[THE PROBLEM]:
Only the pictures are omitted; repeat all other data exactly.

Items from a figure collection:
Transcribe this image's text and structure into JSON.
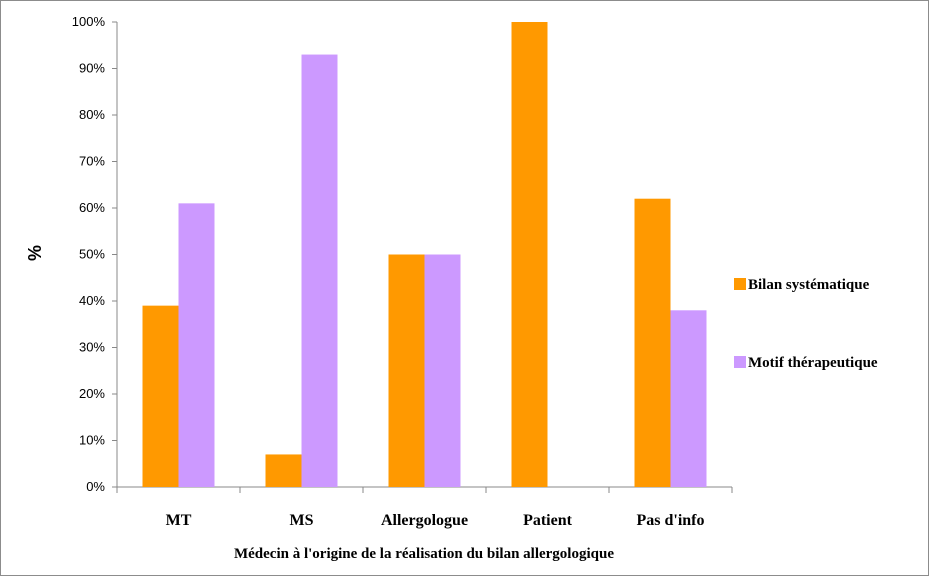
{
  "chart_data": {
    "type": "bar",
    "title": "",
    "xlabel": "Médecin à l'origine de la réalisation du bilan allergologique",
    "ylabel": "%",
    "ylim": [
      0,
      100
    ],
    "yticks": [
      "0%",
      "10%",
      "20%",
      "30%",
      "40%",
      "50%",
      "60%",
      "70%",
      "80%",
      "90%",
      "100%"
    ],
    "categories": [
      "MT",
      "MS",
      "Allergologue",
      "Patient",
      "Pas d'info"
    ],
    "series": [
      {
        "name": "Bilan systématique",
        "color": "#FF9900",
        "values": [
          39,
          7,
          50,
          100,
          62
        ]
      },
      {
        "name": "Motif thérapeutique",
        "color": "#CC99FF",
        "values": [
          61,
          93,
          50,
          0,
          38
        ]
      }
    ],
    "grid": false,
    "legend_position": "right"
  }
}
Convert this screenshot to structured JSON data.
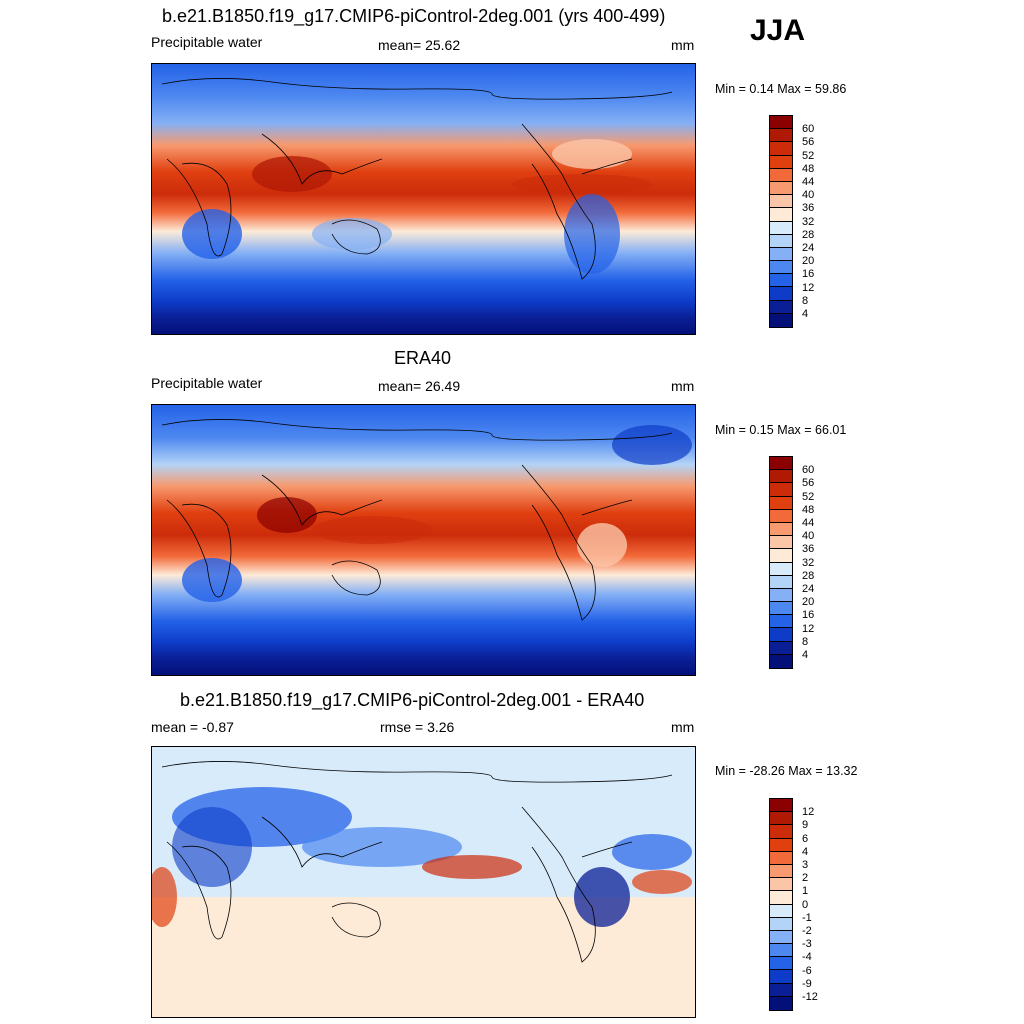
{
  "season": "JJA",
  "panels": [
    {
      "title": "b.e21.B1850.f19_g17.CMIP6-piControl-2deg.001 (yrs 400-499)",
      "left_label": "Precipitable water",
      "center_label": "mean=  25.62",
      "units": "mm",
      "minmax": "Min =   0.14 Max =  59.86",
      "colorbar_labels": [
        "60",
        "56",
        "52",
        "48",
        "44",
        "40",
        "36",
        "32",
        "28",
        "24",
        "20",
        "16",
        "12",
        "8",
        "4"
      ]
    },
    {
      "title": "ERA40",
      "left_label": "Precipitable water",
      "center_label": "mean=  26.49",
      "units": "mm",
      "minmax": "Min =   0.15 Max =  66.01",
      "colorbar_labels": [
        "60",
        "56",
        "52",
        "48",
        "44",
        "40",
        "36",
        "32",
        "28",
        "24",
        "20",
        "16",
        "12",
        "8",
        "4"
      ]
    },
    {
      "title": "b.e21.B1850.f19_g17.CMIP6-piControl-2deg.001 - ERA40",
      "left_label": "mean =  -0.87",
      "center_label": "rmse =   3.26",
      "units": "mm",
      "minmax": "Min = -28.26 Max =  13.32",
      "colorbar_labels": [
        "12",
        "9",
        "6",
        "4",
        "3",
        "2",
        "1",
        "0",
        "-1",
        "-2",
        "-3",
        "-4",
        "-6",
        "-9",
        "-12"
      ]
    }
  ],
  "colors": {
    "abs_scale": [
      "#8b0000",
      "#b01a05",
      "#cc2c0a",
      "#e04010",
      "#f26a3a",
      "#f79a6f",
      "#fbc6a8",
      "#fdebd8",
      "#d8ebfb",
      "#b3d3f7",
      "#85b0f5",
      "#4d88f0",
      "#2462e8",
      "#0e3cc8",
      "#0a1f96",
      "#04107a"
    ],
    "diff_scale": [
      "#8b0000",
      "#b01a05",
      "#cc2c0a",
      "#e04010",
      "#f26a3a",
      "#f79a6f",
      "#fbc6a8",
      "#fdebd8",
      "#d8ebfb",
      "#b3d3f7",
      "#85b0f5",
      "#4d88f0",
      "#2462e8",
      "#0e3cc8",
      "#0a1f96",
      "#04107a"
    ]
  }
}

[EXERCISE OUTPUT]:
Transcribe this image's text and structure into JSON.
{
  "chart_data": {
    "type": "bar",
    "title": "",
    "xlabel": "Médecin à l'origine de la réalisation du bilan allergologique",
    "ylabel": "%",
    "ylim": [
      0,
      100
    ],
    "yticks": [
      "0%",
      "10%",
      "20%",
      "30%",
      "40%",
      "50%",
      "60%",
      "70%",
      "80%",
      "90%",
      "100%"
    ],
    "categories": [
      "MT",
      "MS",
      "Allergologue",
      "Patient",
      "Pas d'info"
    ],
    "series": [
      {
        "name": "Bilan systématique",
        "color": "#FF9900",
        "values": [
          39,
          7,
          50,
          100,
          62
        ]
      },
      {
        "name": "Motif thérapeutique",
        "color": "#CC99FF",
        "values": [
          61,
          93,
          50,
          0,
          38
        ]
      }
    ],
    "grid": false,
    "legend_position": "right"
  }
}
Convert this screenshot to structured JSON data.
{
  "season": "JJA",
  "panels": [
    {
      "title": "b.e21.B1850.f19_g17.CMIP6-piControl-2deg.001 (yrs 400-499)",
      "left_label": "Precipitable water",
      "center_label": "mean=  25.62",
      "units": "mm",
      "minmax": "Min =   0.14 Max =  59.86",
      "colorbar_labels": [
        "60",
        "56",
        "52",
        "48",
        "44",
        "40",
        "36",
        "32",
        "28",
        "24",
        "20",
        "16",
        "12",
        "8",
        "4"
      ]
    },
    {
      "title": "ERA40",
      "left_label": "Precipitable water",
      "center_label": "mean=  26.49",
      "units": "mm",
      "minmax": "Min =   0.15 Max =  66.01",
      "colorbar_labels": [
        "60",
        "56",
        "52",
        "48",
        "44",
        "40",
        "36",
        "32",
        "28",
        "24",
        "20",
        "16",
        "12",
        "8",
        "4"
      ]
    },
    {
      "title": "b.e21.B1850.f19_g17.CMIP6-piControl-2deg.001 - ERA40",
      "left_label": "mean =  -0.87",
      "center_label": "rmse =   3.26",
      "units": "mm",
      "minmax": "Min = -28.26 Max =  13.32",
      "colorbar_labels": [
        "12",
        "9",
        "6",
        "4",
        "3",
        "2",
        "1",
        "0",
        "-1",
        "-2",
        "-3",
        "-4",
        "-6",
        "-9",
        "-12"
      ]
    }
  ],
  "colors": {
    "abs_scale": [
      "#8b0000",
      "#b01a05",
      "#cc2c0a",
      "#e04010",
      "#f26a3a",
      "#f79a6f",
      "#fbc6a8",
      "#fdebd8",
      "#d8ebfb",
      "#b3d3f7",
      "#85b0f5",
      "#4d88f0",
      "#2462e8",
      "#0e3cc8",
      "#0a1f96",
      "#04107a"
    ],
    "diff_scale": [
      "#8b0000",
      "#b01a05",
      "#cc2c0a",
      "#e04010",
      "#f26a3a",
      "#f79a6f",
      "#fbc6a8",
      "#fdebd8",
      "#d8ebfb",
      "#b3d3f7",
      "#85b0f5",
      "#4d88f0",
      "#2462e8",
      "#0e3cc8",
      "#0a1f96",
      "#04107a"
    ]
  }
}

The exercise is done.